▶ **Exercise description**: Set the entries below down again, please. Match them exactly.

▶ **Dataset**:
_ _ _ _ _ _ _

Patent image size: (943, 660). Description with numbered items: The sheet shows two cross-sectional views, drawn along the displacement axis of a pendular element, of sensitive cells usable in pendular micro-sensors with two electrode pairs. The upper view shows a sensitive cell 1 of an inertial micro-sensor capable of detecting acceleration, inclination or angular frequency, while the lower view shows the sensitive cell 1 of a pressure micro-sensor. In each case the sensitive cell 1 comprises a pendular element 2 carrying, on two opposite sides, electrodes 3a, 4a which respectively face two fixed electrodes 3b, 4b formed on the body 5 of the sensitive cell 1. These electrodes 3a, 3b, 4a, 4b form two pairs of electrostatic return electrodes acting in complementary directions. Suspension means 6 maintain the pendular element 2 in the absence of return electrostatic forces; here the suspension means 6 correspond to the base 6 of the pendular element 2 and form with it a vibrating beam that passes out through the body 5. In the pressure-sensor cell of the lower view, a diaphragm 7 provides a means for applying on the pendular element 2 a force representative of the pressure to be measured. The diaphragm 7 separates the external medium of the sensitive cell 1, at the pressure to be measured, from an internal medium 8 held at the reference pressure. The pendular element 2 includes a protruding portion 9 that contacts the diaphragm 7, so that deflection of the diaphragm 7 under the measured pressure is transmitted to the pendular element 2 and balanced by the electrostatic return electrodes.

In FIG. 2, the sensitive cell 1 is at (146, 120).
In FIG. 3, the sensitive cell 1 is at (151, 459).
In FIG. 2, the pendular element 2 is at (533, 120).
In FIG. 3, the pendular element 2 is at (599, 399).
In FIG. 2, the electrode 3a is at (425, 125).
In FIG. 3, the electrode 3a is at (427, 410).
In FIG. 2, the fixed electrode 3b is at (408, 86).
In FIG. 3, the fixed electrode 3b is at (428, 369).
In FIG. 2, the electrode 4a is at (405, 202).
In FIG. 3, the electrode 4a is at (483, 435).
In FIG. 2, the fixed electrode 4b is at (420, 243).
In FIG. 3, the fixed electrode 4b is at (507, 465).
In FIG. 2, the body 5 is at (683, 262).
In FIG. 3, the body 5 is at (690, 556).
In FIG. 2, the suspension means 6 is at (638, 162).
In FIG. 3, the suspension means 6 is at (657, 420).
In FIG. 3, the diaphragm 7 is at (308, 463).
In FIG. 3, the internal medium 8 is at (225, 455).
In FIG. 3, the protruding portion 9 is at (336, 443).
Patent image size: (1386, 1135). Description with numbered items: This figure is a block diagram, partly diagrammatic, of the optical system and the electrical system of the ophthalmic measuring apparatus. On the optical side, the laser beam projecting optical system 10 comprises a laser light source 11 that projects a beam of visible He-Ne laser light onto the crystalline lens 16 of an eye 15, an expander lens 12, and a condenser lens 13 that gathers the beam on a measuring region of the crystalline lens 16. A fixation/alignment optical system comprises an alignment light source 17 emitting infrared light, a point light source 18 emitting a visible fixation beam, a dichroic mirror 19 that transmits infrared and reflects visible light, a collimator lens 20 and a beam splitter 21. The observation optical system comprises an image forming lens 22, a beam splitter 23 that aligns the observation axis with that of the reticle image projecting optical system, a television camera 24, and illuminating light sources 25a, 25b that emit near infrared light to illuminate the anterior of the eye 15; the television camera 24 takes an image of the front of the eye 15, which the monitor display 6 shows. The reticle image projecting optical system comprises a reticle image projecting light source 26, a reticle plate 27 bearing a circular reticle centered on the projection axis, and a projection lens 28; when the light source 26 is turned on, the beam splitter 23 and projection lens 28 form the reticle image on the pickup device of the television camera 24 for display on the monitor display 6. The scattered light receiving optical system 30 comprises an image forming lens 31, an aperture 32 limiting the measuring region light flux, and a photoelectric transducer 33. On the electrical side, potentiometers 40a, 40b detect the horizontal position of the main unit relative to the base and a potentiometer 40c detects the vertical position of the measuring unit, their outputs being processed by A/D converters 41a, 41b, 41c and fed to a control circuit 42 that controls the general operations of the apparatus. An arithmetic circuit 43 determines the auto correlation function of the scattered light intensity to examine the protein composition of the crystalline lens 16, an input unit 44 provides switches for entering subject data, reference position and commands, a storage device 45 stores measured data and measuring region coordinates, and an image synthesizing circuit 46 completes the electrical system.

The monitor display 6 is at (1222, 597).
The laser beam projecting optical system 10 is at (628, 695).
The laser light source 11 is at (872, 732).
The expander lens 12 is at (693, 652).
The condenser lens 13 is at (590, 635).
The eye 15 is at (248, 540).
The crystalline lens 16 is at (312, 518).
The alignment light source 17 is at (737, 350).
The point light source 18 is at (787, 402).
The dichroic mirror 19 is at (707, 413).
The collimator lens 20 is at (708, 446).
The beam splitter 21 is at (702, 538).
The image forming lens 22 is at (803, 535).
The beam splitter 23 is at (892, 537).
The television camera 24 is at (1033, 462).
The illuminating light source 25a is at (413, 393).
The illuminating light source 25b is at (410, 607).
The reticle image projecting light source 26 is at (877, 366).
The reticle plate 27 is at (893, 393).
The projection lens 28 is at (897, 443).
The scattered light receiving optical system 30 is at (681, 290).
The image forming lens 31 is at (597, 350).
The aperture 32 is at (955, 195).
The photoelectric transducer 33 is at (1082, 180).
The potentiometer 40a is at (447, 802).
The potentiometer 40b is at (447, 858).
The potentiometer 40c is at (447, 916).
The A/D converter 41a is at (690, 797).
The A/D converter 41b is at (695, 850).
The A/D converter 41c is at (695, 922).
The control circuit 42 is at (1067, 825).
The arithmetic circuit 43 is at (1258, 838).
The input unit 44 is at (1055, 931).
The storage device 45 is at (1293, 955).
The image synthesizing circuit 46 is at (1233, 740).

_ _ _ _ _ _ _

▶ **Answer to this problem**:
Patent image size: (943, 660). Description with numbered items: The sheet shows two cross-sectional views, drawn along the displacement axis of a pendular element, of sensitive cells usable in pendular micro-sensors with two electrode pairs. The upper view shows a sensitive cell 1 of an inertial micro-sensor capable of detecting acceleration, inclination or angular frequency, while the lower view shows the sensitive cell 1 of a pressure micro-sensor. In each case the sensitive cell 1 comprises a pendular element 2 carrying, on two opposite sides, electrodes 3a, 4a which respectively face two fixed electrodes 3b, 4b formed on the body 5 of the sensitive cell 1. These electrodes 3a, 3b, 4a, 4b form two pairs of electrostatic return electrodes acting in complementary directions. Suspension means 6 maintain the pendular element 2 in the absence of return electrostatic forces; here the suspension means 6 correspond to the base 6 of the pendular element 2 and form with it a vibrating beam that passes out through the body 5. In the pressure-sensor cell of the lower view, a diaphragm 7 provides a means for applying on the pendular element 2 a force representative of the pressure to be measured. The diaphragm 7 separates the external medium of the sensitive cell 1, at the pressure to be measured, from an internal medium 8 held at the reference pressure. The pendular element 2 includes a protruding portion 9 that contacts the diaphragm 7, so that deflection of the diaphragm 7 under the measured pressure is transmitted to the pendular element 2 and balanced by the electrostatic return electrodes.

In FIG. 2, the sensitive cell 1 is at (146, 120).
In FIG. 3, the sensitive cell 1 is at (151, 459).
In FIG. 2, the pendular element 2 is at (533, 120).
In FIG. 3, the pendular element 2 is at (599, 399).
In FIG. 2, the electrode 3a is at (425, 125).
In FIG. 3, the electrode 3a is at (427, 410).
In FIG. 2, the fixed electrode 3b is at (408, 86).
In FIG. 3, the fixed electrode 3b is at (428, 369).
In FIG. 2, the electrode 4a is at (405, 202).
In FIG. 3, the electrode 4a is at (483, 435).
In FIG. 2, the fixed electrode 4b is at (420, 243).
In FIG. 3, the fixed electrode 4b is at (507, 465).
In FIG. 2, the body 5 is at (683, 262).
In FIG. 3, the body 5 is at (690, 556).
In FIG. 2, the suspension means 6 is at (638, 162).
In FIG. 3, the suspension means 6 is at (657, 420).
In FIG. 3, the diaphragm 7 is at (308, 463).
In FIG. 3, the internal medium 8 is at (225, 455).
In FIG. 3, the protruding portion 9 is at (336, 443).
Patent image size: (1386, 1135). Description with numbered items: This figure is a block diagram, partly diagrammatic, of the optical system and the electrical system of the ophthalmic measuring apparatus. On the optical side, the laser beam projecting optical system 10 comprises a laser light source 11 that projects a beam of visible He-Ne laser light onto the crystalline lens 16 of an eye 15, an expander lens 12, and a condenser lens 13 that gathers the beam on a measuring region of the crystalline lens 16. A fixation/alignment optical system comprises an alignment light source 17 emitting infrared light, a point light source 18 emitting a visible fixation beam, a dichroic mirror 19 that transmits infrared and reflects visible light, a collimator lens 20 and a beam splitter 21. The observation optical system comprises an image forming lens 22, a beam splitter 23 that aligns the observation axis with that of the reticle image projecting optical system, a television camera 24, and illuminating light sources 25a, 25b that emit near infrared light to illuminate the anterior of the eye 15; the television camera 24 takes an image of the front of the eye 15, which the monitor display 6 shows. The reticle image projecting optical system comprises a reticle image projecting light source 26, a reticle plate 27 bearing a circular reticle centered on the projection axis, and a projection lens 28; when the light source 26 is turned on, the beam splitter 23 and projection lens 28 form the reticle image on the pickup device of the television camera 24 for display on the monitor display 6. The scattered light receiving optical system 30 comprises an image forming lens 31, an aperture 32 limiting the measuring region light flux, and a photoelectric transducer 33. On the electrical side, potentiometers 40a, 40b detect the horizontal position of the main unit relative to the base and a potentiometer 40c detects the vertical position of the measuring unit, their outputs being processed by A/D converters 41a, 41b, 41c and fed to a control circuit 42 that controls the general operations of the apparatus. An arithmetic circuit 43 determines the auto correlation function of the scattered light intensity to examine the protein composition of the crystalline lens 16, an input unit 44 provides switches for entering subject data, reference position and commands, a storage device 45 stores measured data and measuring region coordinates, and an image synthesizing circuit 46 completes the electrical system.

The monitor display 6 is at (1222, 597).
The laser beam projecting optical system 10 is at (628, 695).
The laser light source 11 is at (872, 732).
The expander lens 12 is at (693, 652).
The condenser lens 13 is at (590, 635).
The eye 15 is at (248, 540).
The crystalline lens 16 is at (312, 518).
The alignment light source 17 is at (737, 350).
The point light source 18 is at (787, 402).
The dichroic mirror 19 is at (707, 413).
The collimator lens 20 is at (708, 446).
The beam splitter 21 is at (702, 538).
The image forming lens 22 is at (803, 535).
The beam splitter 23 is at (892, 537).
The television camera 24 is at (1033, 462).
The illuminating light source 25a is at (413, 393).
The illuminating light source 25b is at (410, 607).
The reticle image projecting light source 26 is at (877, 366).
The reticle plate 27 is at (893, 393).
The projection lens 28 is at (897, 443).
The scattered light receiving optical system 30 is at (681, 290).
The image forming lens 31 is at (597, 350).
The aperture 32 is at (955, 195).
The photoelectric transducer 33 is at (1082, 180).
The potentiometer 40a is at (447, 802).
The potentiometer 40b is at (447, 858).
The potentiometer 40c is at (447, 916).
The A/D converter 41a is at (690, 797).
The A/D converter 41b is at (695, 850).
The A/D converter 41c is at (695, 922).
The control circuit 42 is at (1067, 825).
The arithmetic circuit 43 is at (1258, 838).
The input unit 44 is at (1055, 931).
The storage device 45 is at (1293, 955).
The image synthesizing circuit 46 is at (1233, 740).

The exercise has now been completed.